> The request
Leave out the pictures, then reproduce the rest of the material exactly.

> The data
● ● ●

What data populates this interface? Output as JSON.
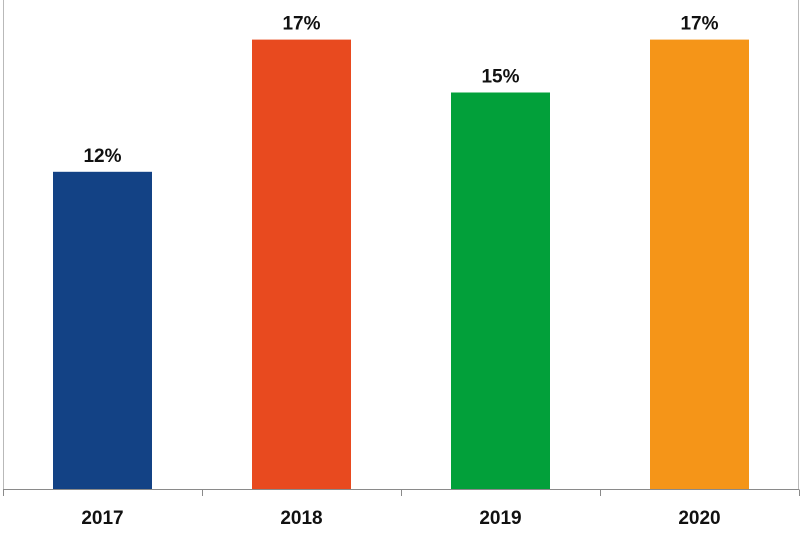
{
  "chart_data": {
    "type": "bar",
    "categories": [
      "2017",
      "2018",
      "2019",
      "2020"
    ],
    "values": [
      12,
      17,
      15,
      17
    ],
    "value_labels": [
      "12%",
      "17%",
      "15%",
      "17%"
    ],
    "colors": [
      "#134285",
      "#e84a1f",
      "#02a03a",
      "#f59518"
    ],
    "ylim": [
      0,
      18.5
    ],
    "grid": false,
    "legend": "none",
    "frame_color": "#b9b9b9",
    "axis_color": "#8a8a8a"
  }
}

● ● ●

> Answer in full
What data populates this interface? Output as JSON.
{
  "chart_data": {
    "type": "bar",
    "categories": [
      "2017",
      "2018",
      "2019",
      "2020"
    ],
    "values": [
      12,
      17,
      15,
      17
    ],
    "value_labels": [
      "12%",
      "17%",
      "15%",
      "17%"
    ],
    "colors": [
      "#134285",
      "#e84a1f",
      "#02a03a",
      "#f59518"
    ],
    "ylim": [
      0,
      18.5
    ],
    "grid": false,
    "legend": "none",
    "frame_color": "#b9b9b9",
    "axis_color": "#8a8a8a"
  }
}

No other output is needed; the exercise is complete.